Data for this exercise start
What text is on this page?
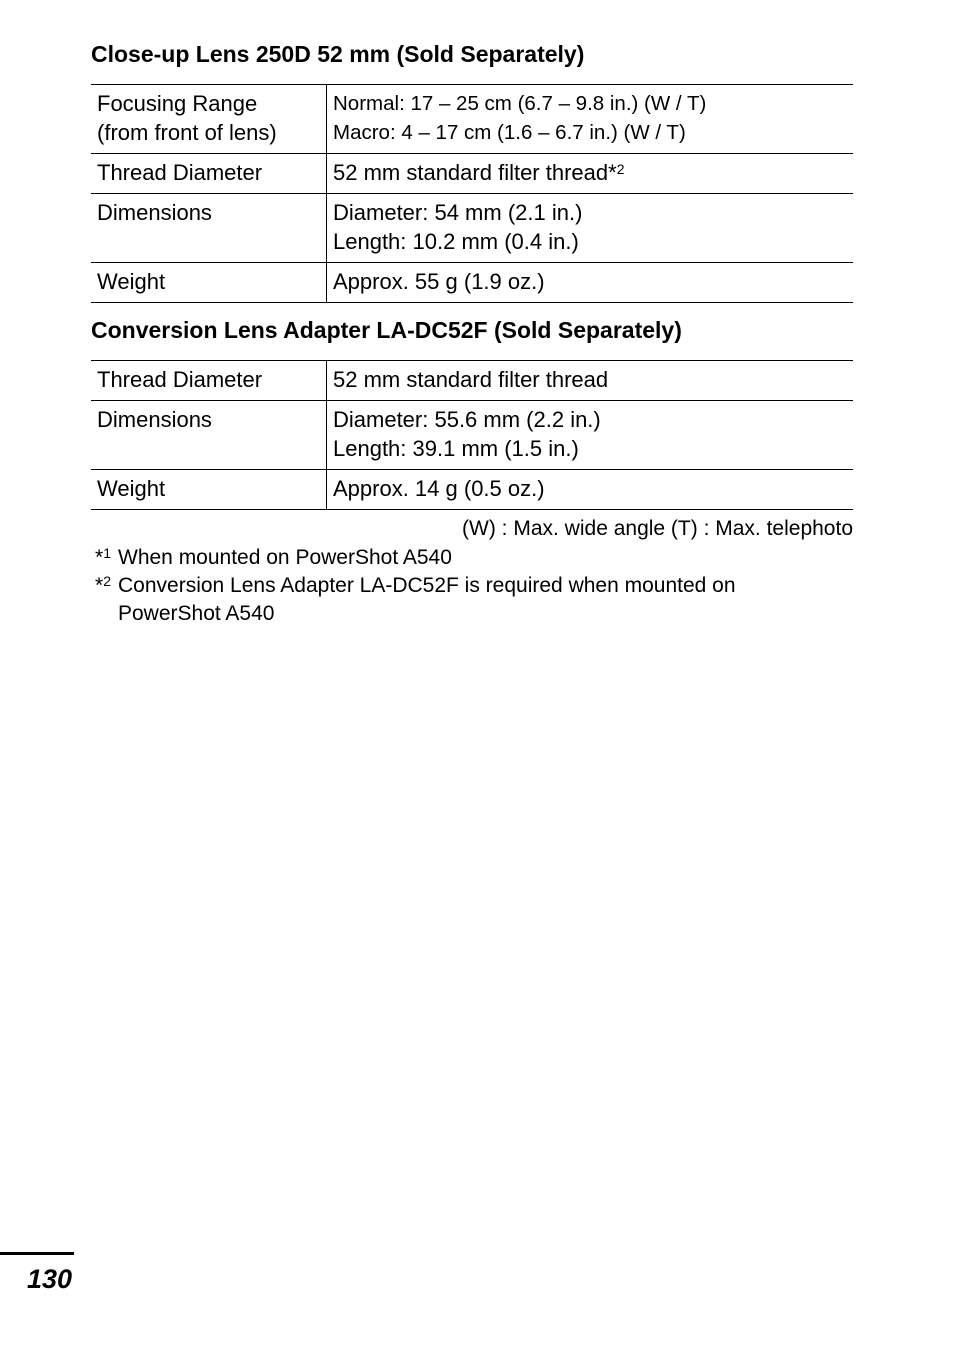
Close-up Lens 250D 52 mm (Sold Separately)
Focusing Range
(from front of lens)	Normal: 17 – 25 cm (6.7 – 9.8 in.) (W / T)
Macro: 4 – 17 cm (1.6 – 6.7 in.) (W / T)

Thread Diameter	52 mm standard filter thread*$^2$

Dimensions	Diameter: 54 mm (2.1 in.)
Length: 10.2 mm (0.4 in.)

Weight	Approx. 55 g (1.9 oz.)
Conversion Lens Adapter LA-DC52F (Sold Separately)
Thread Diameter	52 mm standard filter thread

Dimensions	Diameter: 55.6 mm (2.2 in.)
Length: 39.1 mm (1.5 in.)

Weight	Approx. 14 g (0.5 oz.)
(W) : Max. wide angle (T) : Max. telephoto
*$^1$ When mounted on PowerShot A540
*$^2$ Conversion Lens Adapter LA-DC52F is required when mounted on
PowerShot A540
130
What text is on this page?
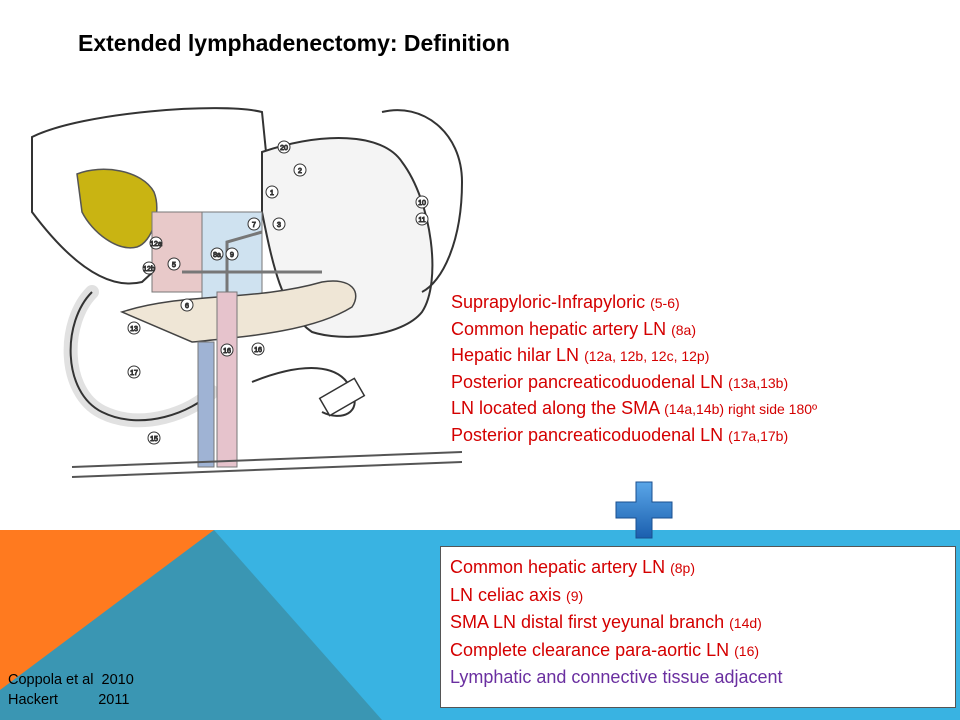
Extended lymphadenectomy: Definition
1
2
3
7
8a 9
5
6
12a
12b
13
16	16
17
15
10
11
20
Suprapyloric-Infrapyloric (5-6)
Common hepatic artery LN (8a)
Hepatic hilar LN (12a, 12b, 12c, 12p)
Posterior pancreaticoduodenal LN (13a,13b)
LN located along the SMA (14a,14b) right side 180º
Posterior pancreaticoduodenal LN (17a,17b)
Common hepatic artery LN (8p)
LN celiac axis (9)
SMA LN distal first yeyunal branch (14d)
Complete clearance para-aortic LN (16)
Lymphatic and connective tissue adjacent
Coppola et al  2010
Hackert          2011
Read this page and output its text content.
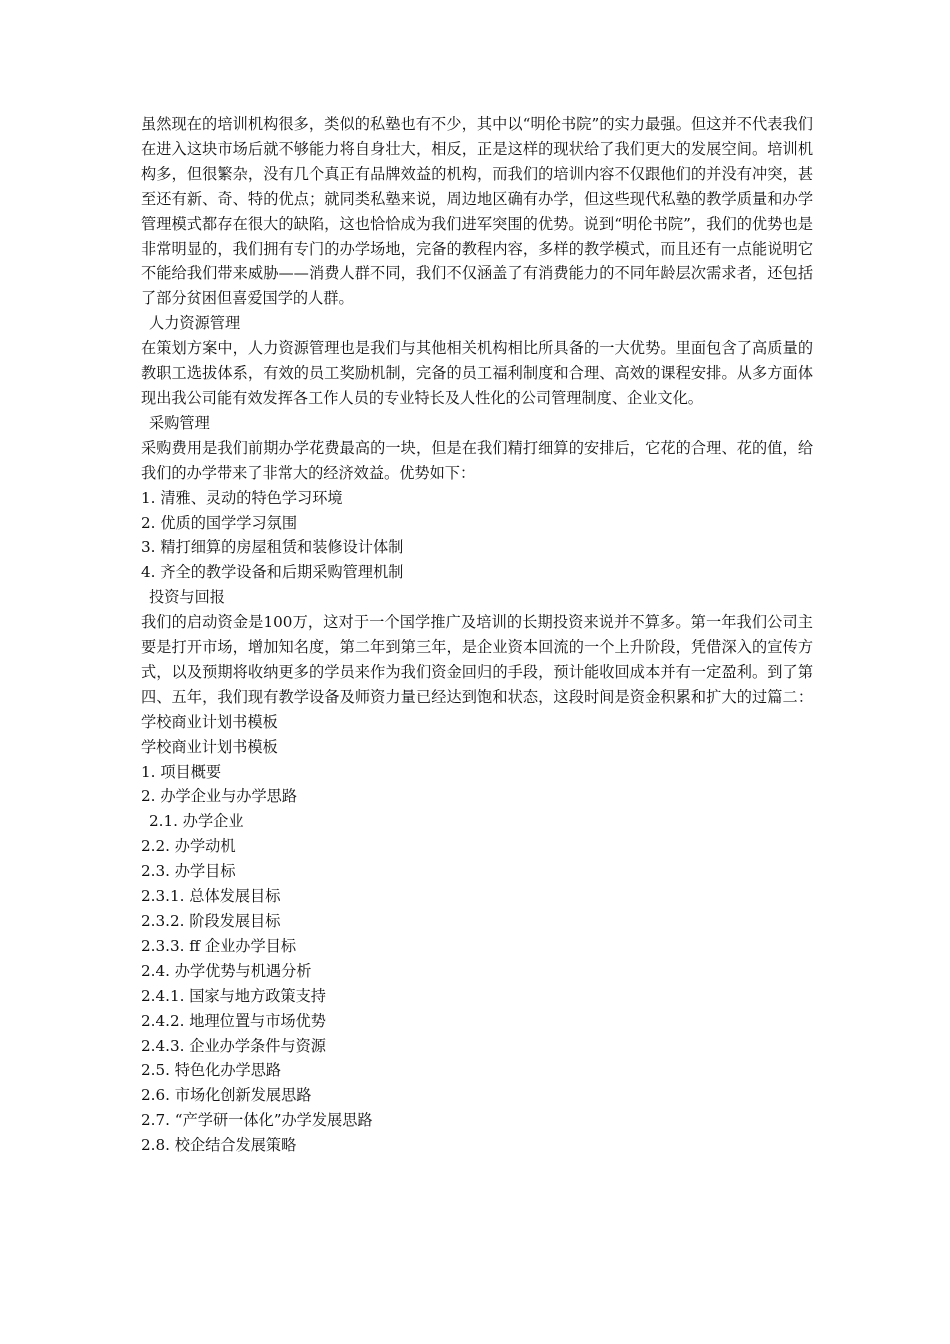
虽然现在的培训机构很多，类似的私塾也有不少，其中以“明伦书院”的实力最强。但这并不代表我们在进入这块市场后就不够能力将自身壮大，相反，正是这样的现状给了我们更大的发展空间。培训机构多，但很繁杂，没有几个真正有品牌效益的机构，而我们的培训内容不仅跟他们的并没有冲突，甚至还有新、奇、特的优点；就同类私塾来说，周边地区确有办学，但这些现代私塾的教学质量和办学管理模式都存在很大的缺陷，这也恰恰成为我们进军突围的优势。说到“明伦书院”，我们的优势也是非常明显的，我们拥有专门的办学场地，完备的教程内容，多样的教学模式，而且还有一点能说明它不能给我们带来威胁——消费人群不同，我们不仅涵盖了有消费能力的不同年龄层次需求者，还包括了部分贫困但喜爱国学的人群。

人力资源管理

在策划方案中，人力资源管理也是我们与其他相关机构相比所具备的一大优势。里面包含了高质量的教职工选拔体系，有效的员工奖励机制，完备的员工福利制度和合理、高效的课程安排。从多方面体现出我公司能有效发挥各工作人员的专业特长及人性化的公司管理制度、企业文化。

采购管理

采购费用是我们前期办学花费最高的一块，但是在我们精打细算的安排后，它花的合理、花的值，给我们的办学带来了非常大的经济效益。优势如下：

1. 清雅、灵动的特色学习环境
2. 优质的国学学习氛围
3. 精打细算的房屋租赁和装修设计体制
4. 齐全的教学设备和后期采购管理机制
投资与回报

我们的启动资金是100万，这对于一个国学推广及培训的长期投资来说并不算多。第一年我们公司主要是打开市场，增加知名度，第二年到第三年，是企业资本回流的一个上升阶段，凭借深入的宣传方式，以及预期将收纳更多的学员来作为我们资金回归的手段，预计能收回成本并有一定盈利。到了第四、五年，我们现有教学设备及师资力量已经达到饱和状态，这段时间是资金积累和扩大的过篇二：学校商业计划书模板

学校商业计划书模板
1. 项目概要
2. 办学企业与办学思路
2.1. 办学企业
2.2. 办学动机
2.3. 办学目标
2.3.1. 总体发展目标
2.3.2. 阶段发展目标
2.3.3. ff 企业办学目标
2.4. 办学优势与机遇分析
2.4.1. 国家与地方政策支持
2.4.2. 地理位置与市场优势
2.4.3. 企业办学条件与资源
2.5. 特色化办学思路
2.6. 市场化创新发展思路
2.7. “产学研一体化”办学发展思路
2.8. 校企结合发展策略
Data for this exercise end
**Written exercise**
Using the data above, print every line exactly, omitting pictures.

**Answer to this problem**
What text is on this page?
Close-up Lens 250D 52 mm (Sold Separately)
Focusing Range
(from front of lens)	Normal: 17 – 25 cm (6.7 – 9.8 in.) (W / T)
Macro: 4 – 17 cm (1.6 – 6.7 in.) (W / T)

Thread Diameter	52 mm standard filter thread*$^2$

Dimensions	Diameter: 54 mm (2.1 in.)
Length: 10.2 mm (0.4 in.)

Weight	Approx. 55 g (1.9 oz.)
Conversion Lens Adapter LA-DC52F (Sold Separately)
Thread Diameter	52 mm standard filter thread

Dimensions	Diameter: 55.6 mm (2.2 in.)
Length: 39.1 mm (1.5 in.)

Weight	Approx. 14 g (0.5 oz.)
(W) : Max. wide angle (T) : Max. telephoto
*$^1$ When mounted on PowerShot A540
*$^2$ Conversion Lens Adapter LA-DC52F is required when mounted on
PowerShot A540
130
What text is on this page?
Extended lymphadenectomy: Definition
1
2
3
7
8a 9
5
6
12a
12b
13
16	16
17
15
10
11
20
Suprapyloric-Infrapyloric (5-6)
Common hepatic artery LN (8a)
Hepatic hilar LN (12a, 12b, 12c, 12p)
Posterior pancreaticoduodenal LN (13a,13b)
LN located along the SMA (14a,14b) right side 180º
Posterior pancreaticoduodenal LN (17a,17b)
Common hepatic artery LN (8p)
LN celiac axis (9)
SMA LN distal first yeyunal branch (14d)
Complete clearance para-aortic LN (16)
Lymphatic and connective tissue adjacent
Coppola et al  2010
Hackert          2011
Read this page and output its text content.
虽然现在的培训机构很多，类似的私塾也有不少，其中以“明伦书院”的实力最强。但这并不代表我们在进入这块市场后就不够能力将自身壮大，相反，正是这样的现状给了我们更大的发展空间。培训机构多，但很繁杂，没有几个真正有品牌效益的机构，而我们的培训内容不仅跟他们的并没有冲突，甚至还有新、奇、特的优点；就同类私塾来说，周边地区确有办学，但这些现代私塾的教学质量和办学管理模式都存在很大的缺陷，这也恰恰成为我们进军突围的优势。说到“明伦书院”，我们的优势也是非常明显的，我们拥有专门的办学场地，完备的教程内容，多样的教学模式，而且还有一点能说明它不能给我们带来威胁——消费人群不同，我们不仅涵盖了有消费能力的不同年龄层次需求者，还包括了部分贫困但喜爱国学的人群。

人力资源管理

在策划方案中，人力资源管理也是我们与其他相关机构相比所具备的一大优势。里面包含了高质量的教职工选拔体系，有效的员工奖励机制，完备的员工福利制度和合理、高效的课程安排。从多方面体现出我公司能有效发挥各工作人员的专业特长及人性化的公司管理制度、企业文化。

采购管理

采购费用是我们前期办学花费最高的一块，但是在我们精打细算的安排后，它花的合理、花的值，给我们的办学带来了非常大的经济效益。优势如下：

1. 清雅、灵动的特色学习环境
2. 优质的国学学习氛围
3. 精打细算的房屋租赁和装修设计体制
4. 齐全的教学设备和后期采购管理机制
投资与回报

我们的启动资金是100万，这对于一个国学推广及培训的长期投资来说并不算多。第一年我们公司主要是打开市场，增加知名度，第二年到第三年，是企业资本回流的一个上升阶段，凭借深入的宣传方式，以及预期将收纳更多的学员来作为我们资金回归的手段，预计能收回成本并有一定盈利。到了第四、五年，我们现有教学设备及师资力量已经达到饱和状态，这段时间是资金积累和扩大的过篇二：学校商业计划书模板

学校商业计划书模板
1. 项目概要
2. 办学企业与办学思路
2.1. 办学企业
2.2. 办学动机
2.3. 办学目标
2.3.1. 总体发展目标
2.3.2. 阶段发展目标
2.3.3. ff 企业办学目标
2.4. 办学优势与机遇分析
2.4.1. 国家与地方政策支持
2.4.2. 地理位置与市场优势
2.4.3. 企业办学条件与资源
2.5. 特色化办学思路
2.6. 市场化创新发展思路
2.7. “产学研一体化”办学发展思路
2.8. 校企结合发展策略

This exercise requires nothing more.